>> begin DATA LINES
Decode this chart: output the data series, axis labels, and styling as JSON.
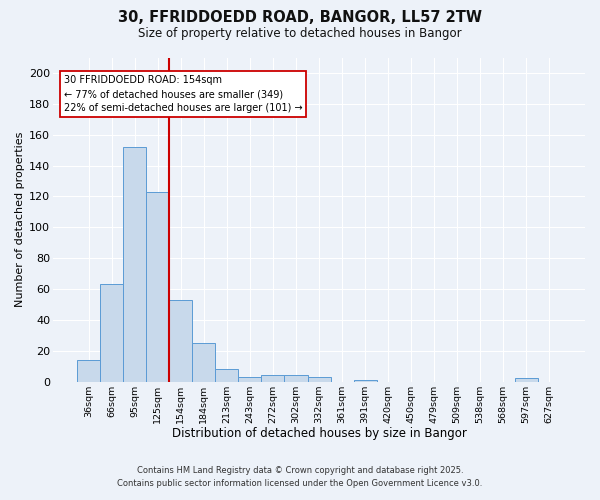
{
  "title1": "30, FFRIDDOEDD ROAD, BANGOR, LL57 2TW",
  "title2": "Size of property relative to detached houses in Bangor",
  "xlabel": "Distribution of detached houses by size in Bangor",
  "ylabel": "Number of detached properties",
  "bar_labels": [
    "36sqm",
    "66sqm",
    "95sqm",
    "125sqm",
    "154sqm",
    "184sqm",
    "213sqm",
    "243sqm",
    "272sqm",
    "302sqm",
    "332sqm",
    "361sqm",
    "391sqm",
    "420sqm",
    "450sqm",
    "479sqm",
    "509sqm",
    "538sqm",
    "568sqm",
    "597sqm",
    "627sqm"
  ],
  "bar_values": [
    14,
    63,
    152,
    123,
    53,
    25,
    8,
    3,
    4,
    4,
    3,
    0,
    1,
    0,
    0,
    0,
    0,
    0,
    0,
    2,
    0
  ],
  "bar_color": "#c8d9eb",
  "bar_edge_color": "#5b9bd5",
  "vline_color": "#cc0000",
  "vline_index": 3.5,
  "annotation_line1": "30 FFRIDDOEDD ROAD: 154sqm",
  "annotation_line2": "← 77% of detached houses are smaller (349)",
  "annotation_line3": "22% of semi-detached houses are larger (101) →",
  "annotation_box_color": "#ffffff",
  "annotation_box_edge": "#cc0000",
  "footer1": "Contains HM Land Registry data © Crown copyright and database right 2025.",
  "footer2": "Contains public sector information licensed under the Open Government Licence v3.0.",
  "bg_color": "#edf2f9",
  "grid_color": "#ffffff",
  "yticks": [
    0,
    20,
    40,
    60,
    80,
    100,
    120,
    140,
    160,
    180,
    200
  ],
  "ylim": [
    0,
    210
  ],
  "title1_fontsize": 10.5,
  "title2_fontsize": 8.5
}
>> end DATA LINES
• _PROMPT_:
Whichever lines contain the string "Contains", select and copy them.

• _OUTPUT FOR THIS EXERCISE_:
  "footer1": "Contains HM Land Registry data © Crown copyright and database right 2025.",
  "footer2": "Contains public sector information licensed under the Open Government Licence v3.0.",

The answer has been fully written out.